Unlike Richard Dawkins, who seems to have his knickers in a twist about even reading fairy tales to kids, I have no major problem with having kids believe in magical beings. Their lives are filled with imaginary beings, from the Easter Bunny, to the Tooth Fairy, to the Three Magic Kings and Santa Claus. When a child straddles cultures, like my daughter, they’re nearly doubled. What’s another one going to do? While Dawkins claims to never have believed in Santa – which might be a reason he’s such a dour sonofabitch – my daughter does, and furthermore believes that he comes when she goes to Ireland, where he’s called Santy.

Looking at it scientifically, I can’t see any difference between having her believe in a big magical old guy with a beard who brings gifts to good kids and lumps of coal to the bold, and another magical old guy with a beard who rewards the good with a nice afterlife and makes the bold burn in fiery coals of hell. (Hell, a place that the pope doesn’t even believe in any more, making it worthless even as a children’s swear.) I’ve said that before. The advantage of God, is that the threat of his displeasure works all year round, not just before Christmas.

While Dawkins is against all magic, the extremists on the other side of the divide would, ironically, probably agree with him about fairytales – they were the wankers who said reading Harry Potter would make kids want to practice magic etc. at the same time failing to see that religion is nothing other than a belief in magic – though our parish priest (the one informing my daughter about her friend Jesus) has basically admitted in mass that the miracle of the loaves and the fishes was at best a bit of hand-quicker-than-the-eye trickery if not just a show of solidarity that got the crowd moving: the old, you show yours first and then I’ll show mine after routine with the grub.

Getting back to God and Santy, we don’t need the threat of divine displeasure of anyone (or the threat of displeasure of the teacher at the crèche, which I’ve heard some parents do). If she’s bold (Irish for naughty in case you haven’t copped), then I am sad, and that should be enough. And it usually is, so far (touch wood). She’s a sensitive child. She worries about people littering, and has a hard time comprehending that people do what she’s been told is wrong, and would not now do herself. I’ve had to explain that there are bold and even bad people in the world – she’s had belongings stolen already, and she kinda gets it. I have explained that the big bad wolf is only doing what wolves do and that we eat little piggies too, and she gets that – though she did think I was only messing at first, like I do when I say the bird she’s pointing to is an elephant and she replies with an exaggerated “Nooo! It’s a magpie! (or whatever it actually is). She understands that animals die and we eat them, and to be honest, when she sees fish swimming in a pond or tank she rubs her belly and says “yummy yummy.” She has yet to differentiate between the two Spanish words for fish: one for swimming the other for fridge. She knows that if you don’t water plants “they get very dead,” and she understands that people die and we’re sad and though it makes her sad when she thinks about it, she already gets sad at the airport, and says out loud that she’s sad because so-and-so have to go home or she can’t stay with them, so it’s something she’ll have to get used to along with the other minor melancholia of life. She’s a sensitive child, as I said, but I haven’t held back on the truth of life and death (and though she’s seen lots of real-life storks, nobody’s ever suggested that they have anything to do with sprogs).
*-*-*
*Given request*: Retype the stretch of the essay on children believing in Santa from "While Dawkins is" through "with the grub.", word for word.

*Provided material*:
*-*-*
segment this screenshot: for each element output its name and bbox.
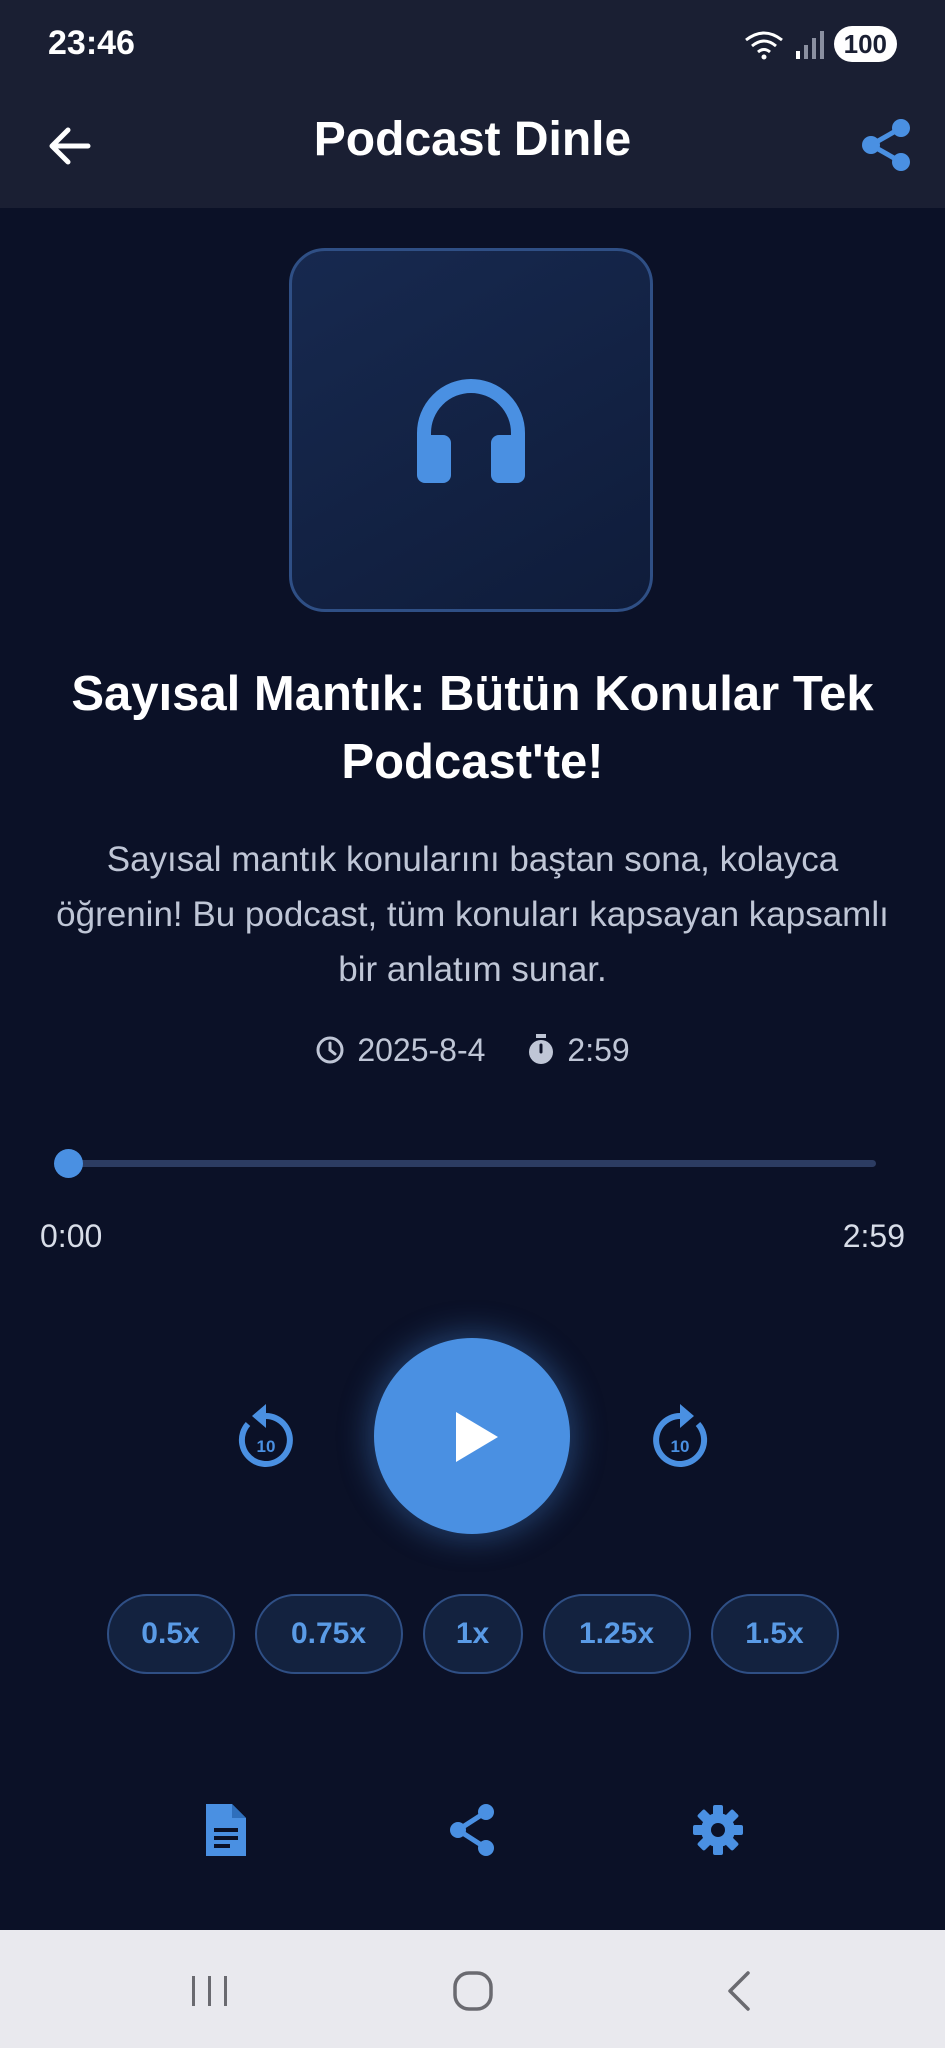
*-*-*
*Answer below*:
While Dawkins is against all magic, the extremists on the other side of the divide would, ironically, probably agree with him about fairytales – they were the wankers who said reading Harry Potter would make kids want to practice magic etc. at the same time failing to see that religion is nothing other than a belief in magic – though our parish priest (the one informing my daughter about her friend Jesus) has basically admitted in mass that the miracle of the loaves and the fishes was at best a bit of hand-quicker-than-the-eye trickery if not just a show of solidarity that got the crowd moving: the old, you show yours first and then I’ll show mine after routine with the grub.